**Records excerpted from a collection:**

[start]

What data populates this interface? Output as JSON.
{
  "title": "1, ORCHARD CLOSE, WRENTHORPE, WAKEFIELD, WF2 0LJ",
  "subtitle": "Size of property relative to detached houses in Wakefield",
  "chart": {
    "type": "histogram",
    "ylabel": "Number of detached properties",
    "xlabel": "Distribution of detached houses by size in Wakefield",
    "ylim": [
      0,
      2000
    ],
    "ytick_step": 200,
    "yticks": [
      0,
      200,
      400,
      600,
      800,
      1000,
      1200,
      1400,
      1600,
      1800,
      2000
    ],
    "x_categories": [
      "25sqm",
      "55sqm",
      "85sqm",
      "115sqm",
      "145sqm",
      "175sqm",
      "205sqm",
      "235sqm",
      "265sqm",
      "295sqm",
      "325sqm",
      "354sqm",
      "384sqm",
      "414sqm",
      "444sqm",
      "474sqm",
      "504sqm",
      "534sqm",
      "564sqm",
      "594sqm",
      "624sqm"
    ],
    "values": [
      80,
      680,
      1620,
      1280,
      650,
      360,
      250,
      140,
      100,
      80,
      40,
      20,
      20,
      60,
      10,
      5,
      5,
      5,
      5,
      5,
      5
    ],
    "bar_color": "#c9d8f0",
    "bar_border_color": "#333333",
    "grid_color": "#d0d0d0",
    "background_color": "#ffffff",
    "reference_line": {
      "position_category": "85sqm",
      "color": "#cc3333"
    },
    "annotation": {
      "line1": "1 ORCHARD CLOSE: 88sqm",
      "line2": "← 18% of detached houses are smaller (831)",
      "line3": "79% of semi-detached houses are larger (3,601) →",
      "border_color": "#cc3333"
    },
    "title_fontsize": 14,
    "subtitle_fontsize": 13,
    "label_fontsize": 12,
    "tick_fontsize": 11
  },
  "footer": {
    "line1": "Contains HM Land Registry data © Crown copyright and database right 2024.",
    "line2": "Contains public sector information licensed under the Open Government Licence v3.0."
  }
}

[end]

**DESCRIPTION OF THE TASK:** Exactly as shown above, return every record.

**WRITTEN RESPONSE:**
What data populates this interface? Output as JSON.
{
  "title": "1, ORCHARD CLOSE, WRENTHORPE, WAKEFIELD, WF2 0LJ",
  "subtitle": "Size of property relative to detached houses in Wakefield",
  "chart": {
    "type": "histogram",
    "ylabel": "Number of detached properties",
    "xlabel": "Distribution of detached houses by size in Wakefield",
    "ylim": [
      0,
      2000
    ],
    "ytick_step": 200,
    "yticks": [
      0,
      200,
      400,
      600,
      800,
      1000,
      1200,
      1400,
      1600,
      1800,
      2000
    ],
    "x_categories": [
      "25sqm",
      "55sqm",
      "85sqm",
      "115sqm",
      "145sqm",
      "175sqm",
      "205sqm",
      "235sqm",
      "265sqm",
      "295sqm",
      "325sqm",
      "354sqm",
      "384sqm",
      "414sqm",
      "444sqm",
      "474sqm",
      "504sqm",
      "534sqm",
      "564sqm",
      "594sqm",
      "624sqm"
    ],
    "values": [
      80,
      680,
      1620,
      1280,
      650,
      360,
      250,
      140,
      100,
      80,
      40,
      20,
      20,
      60,
      10,
      5,
      5,
      5,
      5,
      5,
      5
    ],
    "bar_color": "#c9d8f0",
    "bar_border_color": "#333333",
    "grid_color": "#d0d0d0",
    "background_color": "#ffffff",
    "reference_line": {
      "position_category": "85sqm",
      "color": "#cc3333"
    },
    "annotation": {
      "line1": "1 ORCHARD CLOSE: 88sqm",
      "line2": "← 18% of detached houses are smaller (831)",
      "line3": "79% of semi-detached houses are larger (3,601) →",
      "border_color": "#cc3333"
    },
    "title_fontsize": 14,
    "subtitle_fontsize": 13,
    "label_fontsize": 12,
    "tick_fontsize": 11
  },
  "footer": {
    "line1": "Contains HM Land Registry data © Crown copyright and database right 2024.",
    "line2": "Contains public sector information licensed under the Open Government Licence v3.0."
  }
}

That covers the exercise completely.